Reproduce the whole passage on NCBA Bank Rwanda below, word for word.

### Extracted text
-*-*-

NCBA Bank Rwanda, formerly Commercial Bank of Africa (Rwanda), is a commercial bank in Rwanda. NCBA Bank Rwanda is one of the Kenyan-owned bank subsidiaries to launch operations in Rwanda. The bank is a subsidiary of the NCBA Group Plc, a financial services group with headquarters in Nairobi, Kenya, with subsidiaries in Kenya, Rwanda, Tanzania, Uganda and Ivory Coast.

==Overview==
As of 30 September 2019, the bank's total assets were valued at RWF:30.23 billion (US$32.44 million), with shareholders' equity of RWF:7.015 billion (US$7.53 million).

== History ==
In November 2015, the CBA Group, Kenya's largest privately owned financial services provider publicly announced their intention to enter the Rwandan market. The group applied for a banking licence from the Rwanda authorities.

-*-*-

### Supplied material
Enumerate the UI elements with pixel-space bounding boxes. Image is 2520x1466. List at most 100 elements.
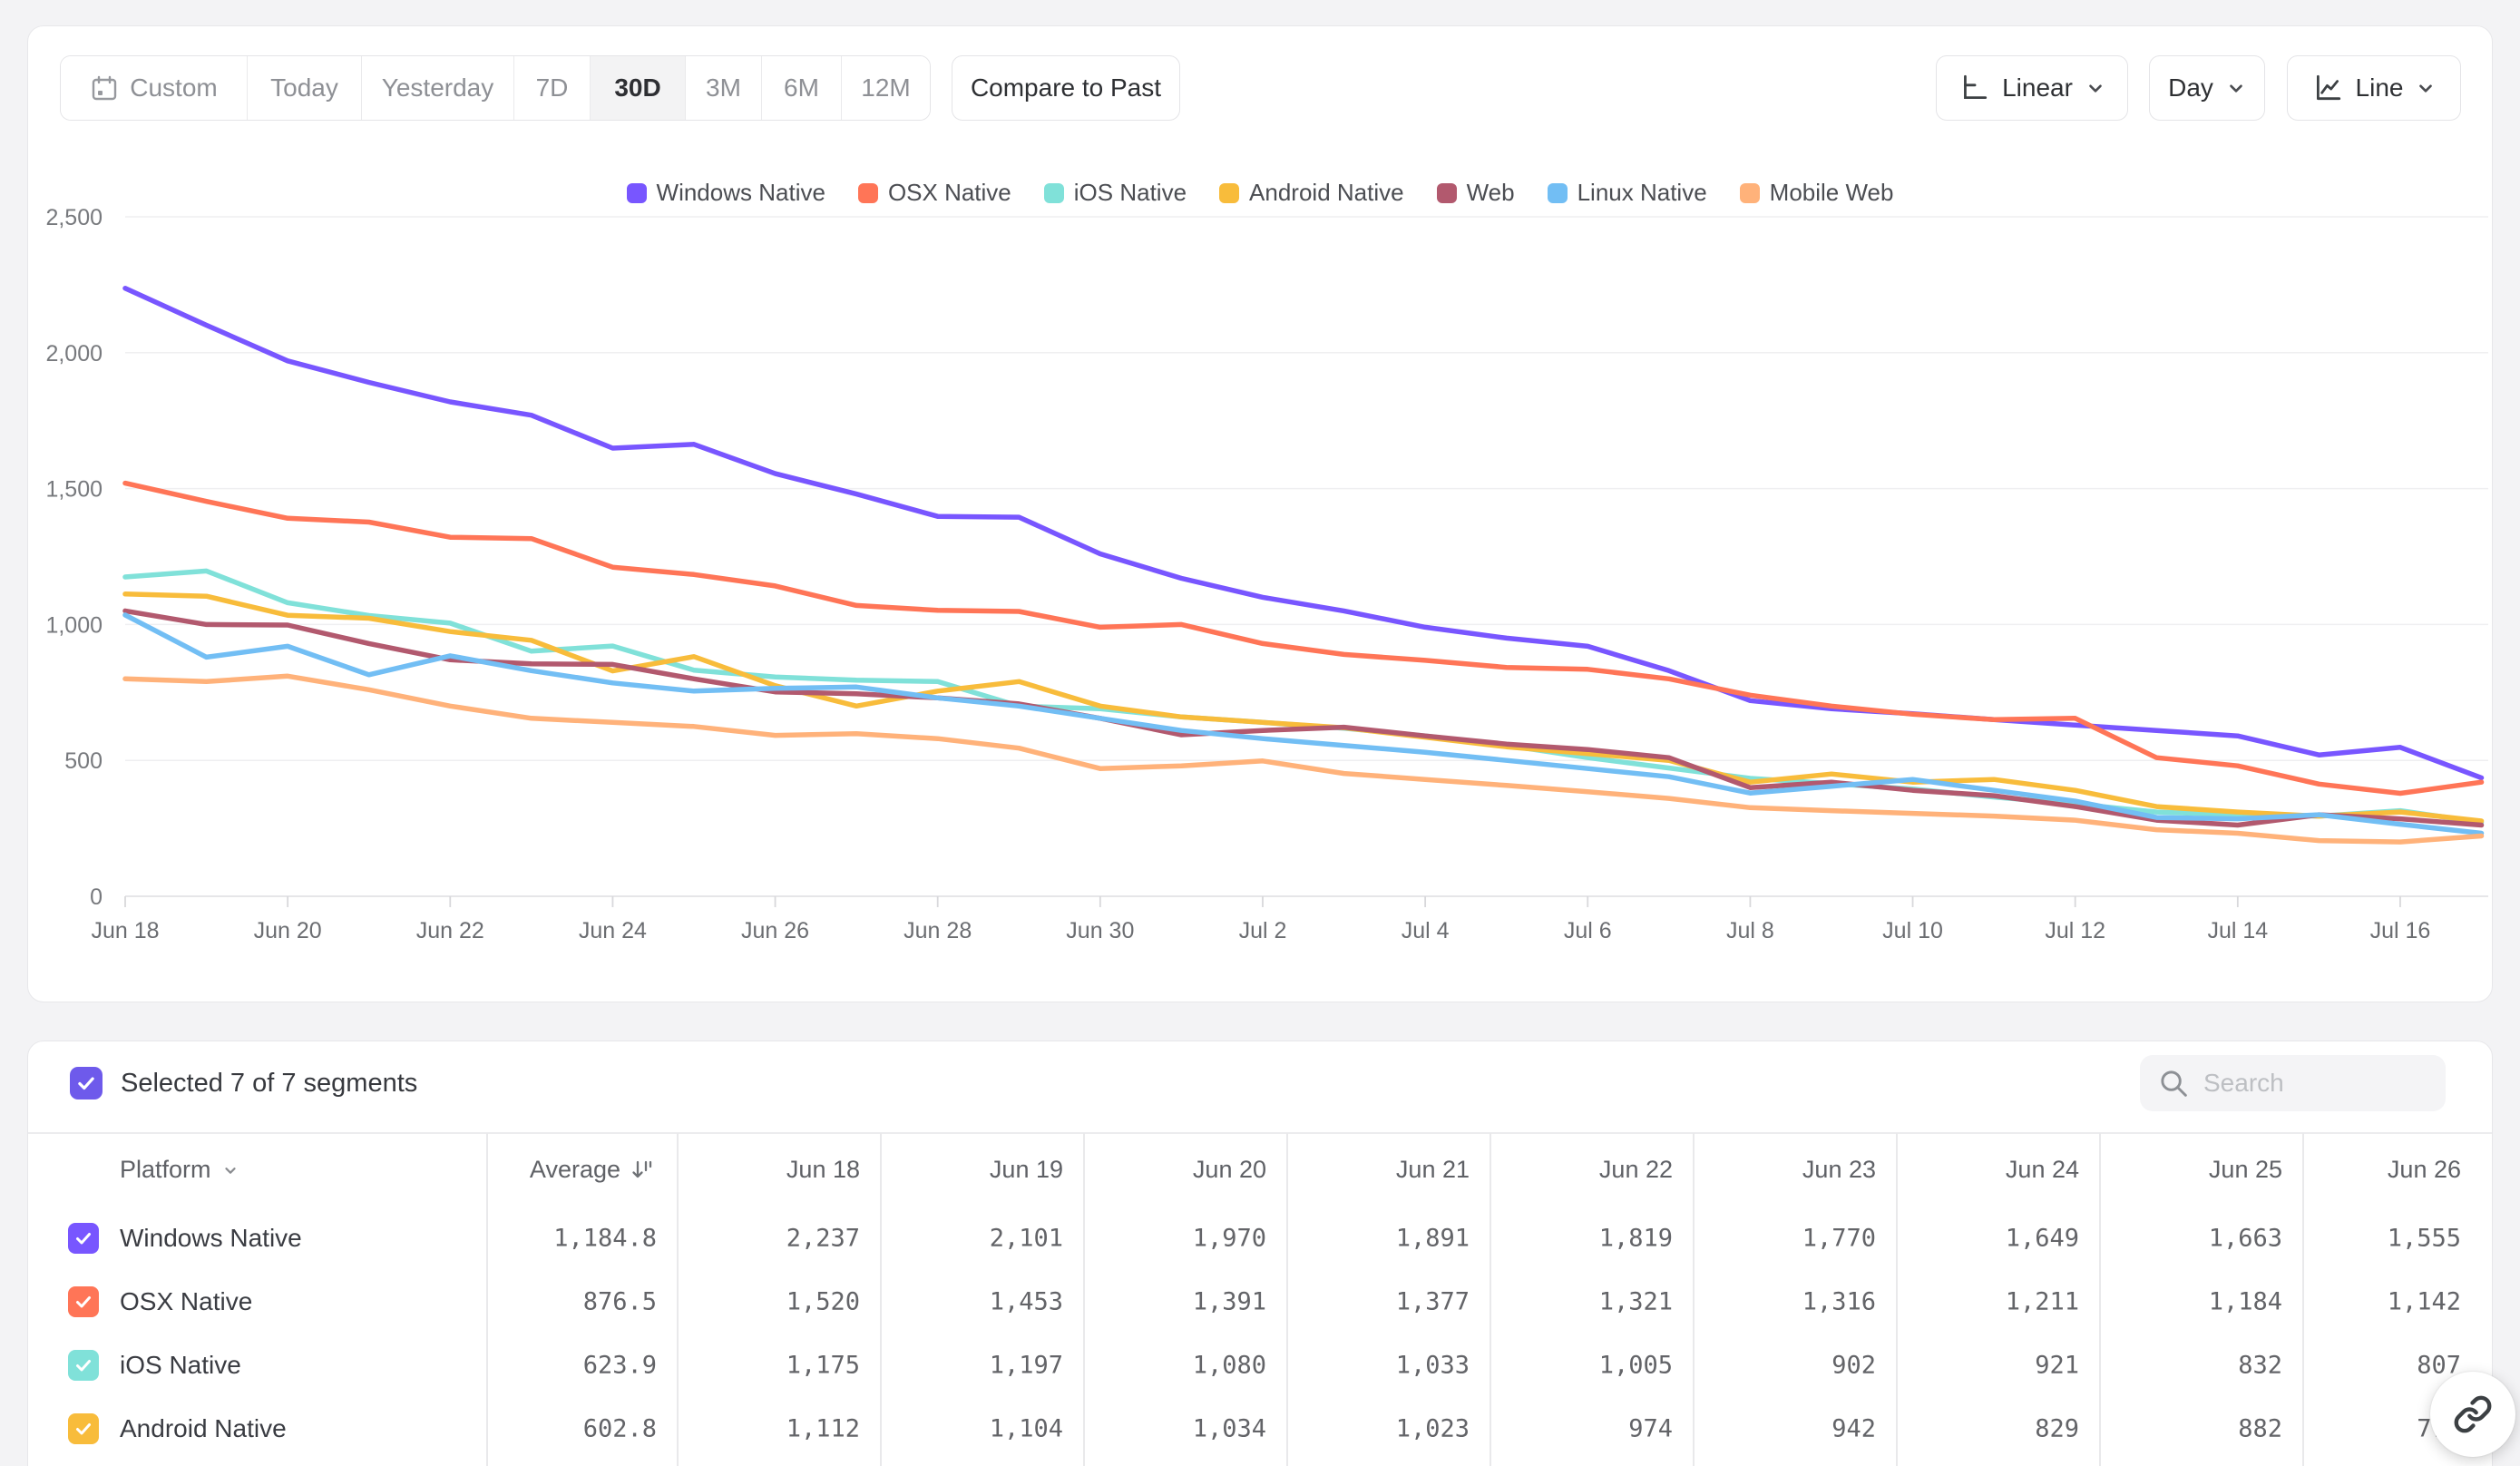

-*-*-

### In response
NCBA Bank Rwanda, formerly Commercial Bank of Africa (Rwanda), is a commercial bank in Rwanda. NCBA Bank Rwanda is one of the Kenyan-owned bank subsidiaries to launch operations in Rwanda. The bank is a subsidiary of the NCBA Group Plc, a financial services group with headquarters in Nairobi, Kenya, with subsidiaries in Kenya, Rwanda, Tanzania, Uganda and Ivory Coast.

==Overview==
As of 30 September 2019, the bank's total assets were valued at RWF:30.23 billion (US$32.44 million), with shareholders' equity of RWF:7.015 billion (US$7.53 million).

== History ==
In November 2015, the CBA Group, Kenya's largest privately owned financial services provider publicly announced their intention to enter the Rwandan market. The group applied for a banking licence from the Rwanda authorities.